> Work instructions:
The listing below should be copied in full, word for word.
*-*-*
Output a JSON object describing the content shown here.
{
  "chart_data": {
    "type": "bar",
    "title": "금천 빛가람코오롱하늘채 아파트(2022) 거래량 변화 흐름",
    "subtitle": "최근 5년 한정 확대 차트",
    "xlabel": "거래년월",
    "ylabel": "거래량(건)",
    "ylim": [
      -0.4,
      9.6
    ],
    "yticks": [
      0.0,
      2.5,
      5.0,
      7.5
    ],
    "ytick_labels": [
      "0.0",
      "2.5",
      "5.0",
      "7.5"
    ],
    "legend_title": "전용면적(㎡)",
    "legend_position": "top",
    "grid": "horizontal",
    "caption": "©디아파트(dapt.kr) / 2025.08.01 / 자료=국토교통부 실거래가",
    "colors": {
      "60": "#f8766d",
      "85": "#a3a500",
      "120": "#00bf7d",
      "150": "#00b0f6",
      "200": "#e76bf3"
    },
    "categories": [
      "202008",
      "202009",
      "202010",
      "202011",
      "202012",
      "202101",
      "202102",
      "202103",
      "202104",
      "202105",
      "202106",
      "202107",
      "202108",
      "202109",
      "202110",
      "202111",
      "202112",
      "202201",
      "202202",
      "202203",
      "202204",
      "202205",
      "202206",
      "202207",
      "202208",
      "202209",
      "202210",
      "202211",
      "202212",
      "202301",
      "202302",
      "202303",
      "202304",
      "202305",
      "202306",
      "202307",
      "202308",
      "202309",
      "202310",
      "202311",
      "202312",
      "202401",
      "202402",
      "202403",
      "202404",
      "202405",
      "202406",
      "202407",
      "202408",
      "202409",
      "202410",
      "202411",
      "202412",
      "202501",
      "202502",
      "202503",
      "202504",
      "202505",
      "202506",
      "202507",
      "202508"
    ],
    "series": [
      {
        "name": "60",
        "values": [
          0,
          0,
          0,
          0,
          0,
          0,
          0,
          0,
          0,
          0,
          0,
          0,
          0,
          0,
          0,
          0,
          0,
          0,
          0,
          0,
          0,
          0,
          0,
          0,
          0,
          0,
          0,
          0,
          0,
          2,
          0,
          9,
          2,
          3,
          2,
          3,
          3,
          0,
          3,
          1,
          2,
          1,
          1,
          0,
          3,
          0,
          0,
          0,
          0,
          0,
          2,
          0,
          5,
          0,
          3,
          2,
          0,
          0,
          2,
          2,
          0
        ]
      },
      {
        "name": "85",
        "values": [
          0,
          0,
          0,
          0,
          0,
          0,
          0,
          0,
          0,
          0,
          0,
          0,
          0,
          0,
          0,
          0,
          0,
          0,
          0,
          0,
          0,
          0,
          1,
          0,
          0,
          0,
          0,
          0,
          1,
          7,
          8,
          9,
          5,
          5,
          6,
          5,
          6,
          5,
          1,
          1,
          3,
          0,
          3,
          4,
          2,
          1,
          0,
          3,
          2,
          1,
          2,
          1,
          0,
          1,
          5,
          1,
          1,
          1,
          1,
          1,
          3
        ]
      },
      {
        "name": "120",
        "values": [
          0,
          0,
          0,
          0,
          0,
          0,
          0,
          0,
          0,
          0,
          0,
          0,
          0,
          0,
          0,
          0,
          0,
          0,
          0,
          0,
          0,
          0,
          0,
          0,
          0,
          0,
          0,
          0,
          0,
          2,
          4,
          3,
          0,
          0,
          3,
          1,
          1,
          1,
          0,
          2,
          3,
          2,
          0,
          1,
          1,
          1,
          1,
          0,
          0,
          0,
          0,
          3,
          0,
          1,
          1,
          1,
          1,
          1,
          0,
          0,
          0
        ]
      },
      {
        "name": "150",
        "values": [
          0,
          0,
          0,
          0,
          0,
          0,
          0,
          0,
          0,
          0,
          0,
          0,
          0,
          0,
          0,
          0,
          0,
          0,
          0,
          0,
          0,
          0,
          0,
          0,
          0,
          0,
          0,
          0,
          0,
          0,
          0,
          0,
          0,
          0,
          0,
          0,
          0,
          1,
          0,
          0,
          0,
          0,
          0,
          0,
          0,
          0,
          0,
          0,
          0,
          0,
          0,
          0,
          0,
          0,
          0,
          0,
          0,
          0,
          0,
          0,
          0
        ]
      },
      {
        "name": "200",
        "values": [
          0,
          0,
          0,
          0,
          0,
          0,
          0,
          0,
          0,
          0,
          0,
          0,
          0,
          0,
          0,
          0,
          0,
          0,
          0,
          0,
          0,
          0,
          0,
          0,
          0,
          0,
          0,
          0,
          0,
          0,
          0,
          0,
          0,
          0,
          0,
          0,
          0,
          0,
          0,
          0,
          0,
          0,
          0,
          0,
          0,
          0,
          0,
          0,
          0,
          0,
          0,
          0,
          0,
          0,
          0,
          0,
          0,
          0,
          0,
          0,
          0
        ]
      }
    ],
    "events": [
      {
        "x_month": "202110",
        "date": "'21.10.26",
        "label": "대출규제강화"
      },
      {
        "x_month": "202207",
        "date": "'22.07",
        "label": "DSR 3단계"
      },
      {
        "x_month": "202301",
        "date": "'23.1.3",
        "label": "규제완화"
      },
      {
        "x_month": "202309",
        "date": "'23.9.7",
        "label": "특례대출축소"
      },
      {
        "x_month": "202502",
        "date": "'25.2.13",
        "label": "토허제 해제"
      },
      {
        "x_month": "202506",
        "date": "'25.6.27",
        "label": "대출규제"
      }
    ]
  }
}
*-*-*
> Complete output:
Output a JSON object describing the content shown here.
{
  "chart_data": {
    "type": "bar",
    "title": "금천 빛가람코오롱하늘채 아파트(2022) 거래량 변화 흐름",
    "subtitle": "최근 5년 한정 확대 차트",
    "xlabel": "거래년월",
    "ylabel": "거래량(건)",
    "ylim": [
      -0.4,
      9.6
    ],
    "yticks": [
      0.0,
      2.5,
      5.0,
      7.5
    ],
    "ytick_labels": [
      "0.0",
      "2.5",
      "5.0",
      "7.5"
    ],
    "legend_title": "전용면적(㎡)",
    "legend_position": "top",
    "grid": "horizontal",
    "caption": "©디아파트(dapt.kr) / 2025.08.01 / 자료=국토교통부 실거래가",
    "colors": {
      "60": "#f8766d",
      "85": "#a3a500",
      "120": "#00bf7d",
      "150": "#00b0f6",
      "200": "#e76bf3"
    },
    "categories": [
      "202008",
      "202009",
      "202010",
      "202011",
      "202012",
      "202101",
      "202102",
      "202103",
      "202104",
      "202105",
      "202106",
      "202107",
      "202108",
      "202109",
      "202110",
      "202111",
      "202112",
      "202201",
      "202202",
      "202203",
      "202204",
      "202205",
      "202206",
      "202207",
      "202208",
      "202209",
      "202210",
      "202211",
      "202212",
      "202301",
      "202302",
      "202303",
      "202304",
      "202305",
      "202306",
      "202307",
      "202308",
      "202309",
      "202310",
      "202311",
      "202312",
      "202401",
      "202402",
      "202403",
      "202404",
      "202405",
      "202406",
      "202407",
      "202408",
      "202409",
      "202410",
      "202411",
      "202412",
      "202501",
      "202502",
      "202503",
      "202504",
      "202505",
      "202506",
      "202507",
      "202508"
    ],
    "series": [
      {
        "name": "60",
        "values": [
          0,
          0,
          0,
          0,
          0,
          0,
          0,
          0,
          0,
          0,
          0,
          0,
          0,
          0,
          0,
          0,
          0,
          0,
          0,
          0,
          0,
          0,
          0,
          0,
          0,
          0,
          0,
          0,
          0,
          2,
          0,
          9,
          2,
          3,
          2,
          3,
          3,
          0,
          3,
          1,
          2,
          1,
          1,
          0,
          3,
          0,
          0,
          0,
          0,
          0,
          2,
          0,
          5,
          0,
          3,
          2,
          0,
          0,
          2,
          2,
          0
        ]
      },
      {
        "name": "85",
        "values": [
          0,
          0,
          0,
          0,
          0,
          0,
          0,
          0,
          0,
          0,
          0,
          0,
          0,
          0,
          0,
          0,
          0,
          0,
          0,
          0,
          0,
          0,
          1,
          0,
          0,
          0,
          0,
          0,
          1,
          7,
          8,
          9,
          5,
          5,
          6,
          5,
          6,
          5,
          1,
          1,
          3,
          0,
          3,
          4,
          2,
          1,
          0,
          3,
          2,
          1,
          2,
          1,
          0,
          1,
          5,
          1,
          1,
          1,
          1,
          1,
          3
        ]
      },
      {
        "name": "120",
        "values": [
          0,
          0,
          0,
          0,
          0,
          0,
          0,
          0,
          0,
          0,
          0,
          0,
          0,
          0,
          0,
          0,
          0,
          0,
          0,
          0,
          0,
          0,
          0,
          0,
          0,
          0,
          0,
          0,
          0,
          2,
          4,
          3,
          0,
          0,
          3,
          1,
          1,
          1,
          0,
          2,
          3,
          2,
          0,
          1,
          1,
          1,
          1,
          0,
          0,
          0,
          0,
          3,
          0,
          1,
          1,
          1,
          1,
          1,
          0,
          0,
          0
        ]
      },
      {
        "name": "150",
        "values": [
          0,
          0,
          0,
          0,
          0,
          0,
          0,
          0,
          0,
          0,
          0,
          0,
          0,
          0,
          0,
          0,
          0,
          0,
          0,
          0,
          0,
          0,
          0,
          0,
          0,
          0,
          0,
          0,
          0,
          0,
          0,
          0,
          0,
          0,
          0,
          0,
          0,
          1,
          0,
          0,
          0,
          0,
          0,
          0,
          0,
          0,
          0,
          0,
          0,
          0,
          0,
          0,
          0,
          0,
          0,
          0,
          0,
          0,
          0,
          0,
          0
        ]
      },
      {
        "name": "200",
        "values": [
          0,
          0,
          0,
          0,
          0,
          0,
          0,
          0,
          0,
          0,
          0,
          0,
          0,
          0,
          0,
          0,
          0,
          0,
          0,
          0,
          0,
          0,
          0,
          0,
          0,
          0,
          0,
          0,
          0,
          0,
          0,
          0,
          0,
          0,
          0,
          0,
          0,
          0,
          0,
          0,
          0,
          0,
          0,
          0,
          0,
          0,
          0,
          0,
          0,
          0,
          0,
          0,
          0,
          0,
          0,
          0,
          0,
          0,
          0,
          0,
          0
        ]
      }
    ],
    "events": [
      {
        "x_month": "202110",
        "date": "'21.10.26",
        "label": "대출규제강화"
      },
      {
        "x_month": "202207",
        "date": "'22.07",
        "label": "DSR 3단계"
      },
      {
        "x_month": "202301",
        "date": "'23.1.3",
        "label": "규제완화"
      },
      {
        "x_month": "202309",
        "date": "'23.9.7",
        "label": "특례대출축소"
      },
      {
        "x_month": "202502",
        "date": "'25.2.13",
        "label": "토허제 해제"
      },
      {
        "x_month": "202506",
        "date": "'25.6.27",
        "label": "대출규제"
      }
    ]
  }
}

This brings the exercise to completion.